== What the task requires ==
Repeat each entry word for word. Leave any images out of the copy.

== Provided material ==
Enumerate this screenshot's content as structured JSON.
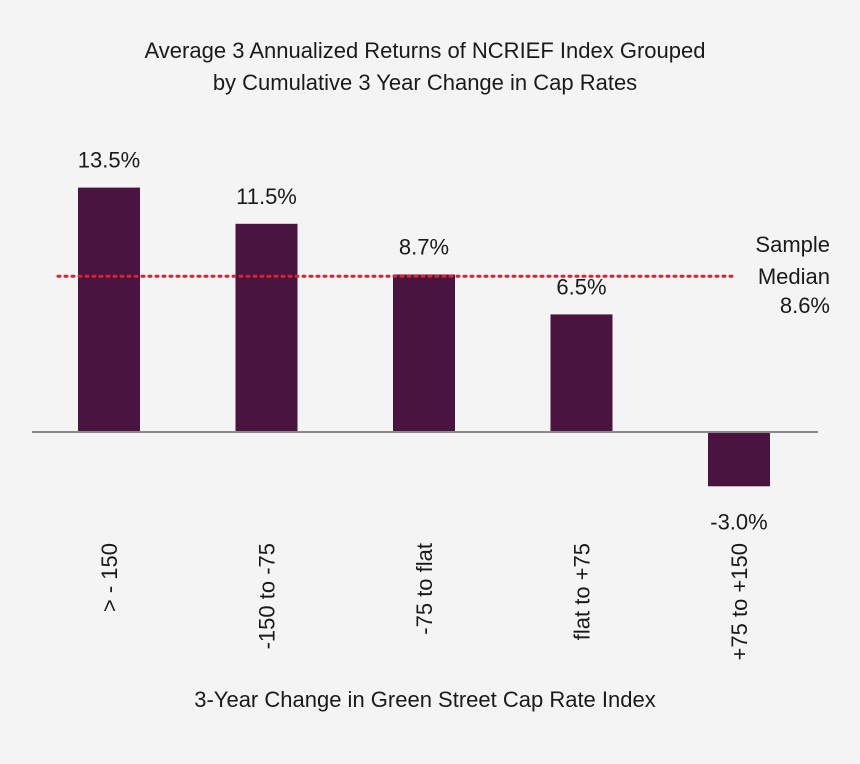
{
  "chart_data": {
    "type": "bar",
    "title_lines": [
      "Average 3 Annualized Returns of NCRIEF Index Grouped",
      "by Cumulative 3 Year Change in Cap Rates"
    ],
    "xlabel": "3-Year Change in Green Street Cap Rate Index",
    "ylabel": "",
    "categories": [
      "> - 150",
      "-150 to -75",
      "-75 to flat",
      "flat to +75",
      "+75 to +150"
    ],
    "values": [
      13.5,
      11.5,
      8.7,
      6.5,
      -3.0
    ],
    "data_labels": [
      "13.5%",
      "11.5%",
      "8.7%",
      "6.5%",
      "-3.0%"
    ],
    "ylim": [
      -3.0,
      13.5
    ],
    "grid": false,
    "legend": "none",
    "reference_line": {
      "value": 8.6,
      "style": "dotted",
      "label_lines": [
        "Sample",
        "Median",
        "8.6%"
      ]
    },
    "colors": {
      "bar": "#4a1440",
      "reference_line": "#d9232e",
      "axis": "#8a8a8a",
      "background": "#f4f4f4"
    }
  }
}
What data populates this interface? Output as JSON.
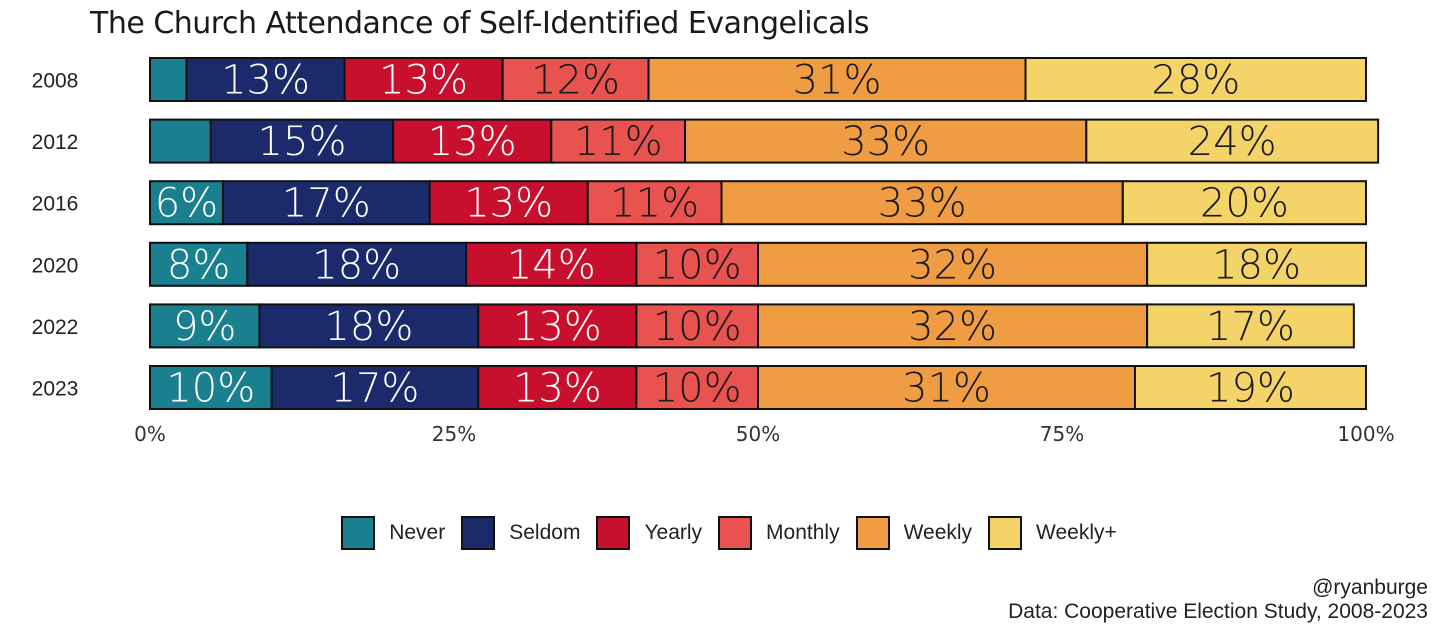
{
  "chart_data": {
    "type": "bar",
    "orientation": "horizontal",
    "stacked": true,
    "title": "The Church Attendance of Self-Identified Evangelicals",
    "categories": [
      "2008",
      "2012",
      "2016",
      "2020",
      "2022",
      "2023"
    ],
    "series": [
      {
        "name": "Never",
        "color": "#1a7f8e",
        "values": [
          3,
          5,
          6,
          8,
          9,
          10
        ],
        "labels": [
          "",
          "",
          "6%",
          "8%",
          "9%",
          "10%"
        ]
      },
      {
        "name": "Seldom",
        "color": "#1b2a6b",
        "values": [
          13,
          15,
          17,
          18,
          18,
          17
        ],
        "labels": [
          "13%",
          "15%",
          "17%",
          "18%",
          "18%",
          "17%"
        ]
      },
      {
        "name": "Yearly",
        "color": "#c8102e",
        "values": [
          13,
          13,
          13,
          14,
          13,
          13
        ],
        "labels": [
          "13%",
          "13%",
          "13%",
          "14%",
          "13%",
          "13%"
        ]
      },
      {
        "name": "Monthly",
        "color": "#e8524f",
        "values": [
          12,
          11,
          11,
          10,
          10,
          10
        ],
        "labels": [
          "12%",
          "11%",
          "11%",
          "10%",
          "10%",
          "10%"
        ]
      },
      {
        "name": "Weekly",
        "color": "#ef9c42",
        "values": [
          31,
          33,
          33,
          32,
          32,
          31
        ],
        "labels": [
          "31%",
          "33%",
          "33%",
          "32%",
          "32%",
          "31%"
        ]
      },
      {
        "name": "Weekly+",
        "color": "#f4d469",
        "values": [
          28,
          24,
          20,
          18,
          17,
          19
        ],
        "labels": [
          "28%",
          "24%",
          "20%",
          "18%",
          "17%",
          "19%"
        ]
      }
    ],
    "label_colors": [
      "#ffffff",
      "#ffffff",
      "#ffffff",
      "#1a1a1a",
      "#1a1a1a",
      "#1a1a1a"
    ],
    "xlim": [
      0,
      100
    ],
    "xticks": [
      "0%",
      "25%",
      "50%",
      "75%",
      "100%"
    ],
    "xtick_values": [
      0,
      25,
      50,
      75,
      100
    ],
    "legend_position": "bottom",
    "grid": false
  },
  "legend": {
    "items": [
      {
        "label": "Never",
        "color": "#1a7f8e"
      },
      {
        "label": "Seldom",
        "color": "#1b2a6b"
      },
      {
        "label": "Yearly",
        "color": "#c8102e"
      },
      {
        "label": "Monthly",
        "color": "#e8524f"
      },
      {
        "label": "Weekly",
        "color": "#ef9c42"
      },
      {
        "label": "Weekly+",
        "color": "#f4d469"
      }
    ]
  },
  "credits": {
    "handle": "@ryanburge",
    "source": "Data: Cooperative Election Study, 2008-2023"
  }
}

== Final result ==
Enumerate this screenshot's content as structured JSON.
{
  "chart_data": {
    "type": "bar",
    "title_lines": [
      "Average 3 Annualized Returns of NCRIEF Index Grouped",
      "by Cumulative 3 Year Change in Cap Rates"
    ],
    "xlabel": "3-Year Change in Green Street Cap Rate Index",
    "ylabel": "",
    "categories": [
      "> - 150",
      "-150 to -75",
      "-75 to flat",
      "flat to +75",
      "+75 to +150"
    ],
    "values": [
      13.5,
      11.5,
      8.7,
      6.5,
      -3.0
    ],
    "data_labels": [
      "13.5%",
      "11.5%",
      "8.7%",
      "6.5%",
      "-3.0%"
    ],
    "ylim": [
      -3.0,
      13.5
    ],
    "grid": false,
    "legend": "none",
    "reference_line": {
      "value": 8.6,
      "style": "dotted",
      "label_lines": [
        "Sample",
        "Median",
        "8.6%"
      ]
    },
    "colors": {
      "bar": "#4a1440",
      "reference_line": "#d9232e",
      "axis": "#8a8a8a",
      "background": "#f4f4f4"
    }
  }
}
What data populates this interface? Output as JSON.
{
  "chart_data": {
    "type": "bar",
    "orientation": "horizontal",
    "stacked": true,
    "title": "The Church Attendance of Self-Identified Evangelicals",
    "categories": [
      "2008",
      "2012",
      "2016",
      "2020",
      "2022",
      "2023"
    ],
    "series": [
      {
        "name": "Never",
        "color": "#1a7f8e",
        "values": [
          3,
          5,
          6,
          8,
          9,
          10
        ],
        "labels": [
          "",
          "",
          "6%",
          "8%",
          "9%",
          "10%"
        ]
      },
      {
        "name": "Seldom",
        "color": "#1b2a6b",
        "values": [
          13,
          15,
          17,
          18,
          18,
          17
        ],
        "labels": [
          "13%",
          "15%",
          "17%",
          "18%",
          "18%",
          "17%"
        ]
      },
      {
        "name": "Yearly",
        "color": "#c8102e",
        "values": [
          13,
          13,
          13,
          14,
          13,
          13
        ],
        "labels": [
          "13%",
          "13%",
          "13%",
          "14%",
          "13%",
          "13%"
        ]
      },
      {
        "name": "Monthly",
        "color": "#e8524f",
        "values": [
          12,
          11,
          11,
          10,
          10,
          10
        ],
        "labels": [
          "12%",
          "11%",
          "11%",
          "10%",
          "10%",
          "10%"
        ]
      },
      {
        "name": "Weekly",
        "color": "#ef9c42",
        "values": [
          31,
          33,
          33,
          32,
          32,
          31
        ],
        "labels": [
          "31%",
          "33%",
          "33%",
          "32%",
          "32%",
          "31%"
        ]
      },
      {
        "name": "Weekly+",
        "color": "#f4d469",
        "values": [
          28,
          24,
          20,
          18,
          17,
          19
        ],
        "labels": [
          "28%",
          "24%",
          "20%",
          "18%",
          "17%",
          "19%"
        ]
      }
    ],
    "label_colors": [
      "#ffffff",
      "#ffffff",
      "#ffffff",
      "#1a1a1a",
      "#1a1a1a",
      "#1a1a1a"
    ],
    "xlim": [
      0,
      100
    ],
    "xticks": [
      "0%",
      "25%",
      "50%",
      "75%",
      "100%"
    ],
    "xtick_values": [
      0,
      25,
      50,
      75,
      100
    ],
    "legend_position": "bottom",
    "grid": false
  },
  "legend": {
    "items": [
      {
        "label": "Never",
        "color": "#1a7f8e"
      },
      {
        "label": "Seldom",
        "color": "#1b2a6b"
      },
      {
        "label": "Yearly",
        "color": "#c8102e"
      },
      {
        "label": "Monthly",
        "color": "#e8524f"
      },
      {
        "label": "Weekly",
        "color": "#ef9c42"
      },
      {
        "label": "Weekly+",
        "color": "#f4d469"
      }
    ]
  },
  "credits": {
    "handle": "@ryanburge",
    "source": "Data: Cooperative Election Study, 2008-2023"
  }
}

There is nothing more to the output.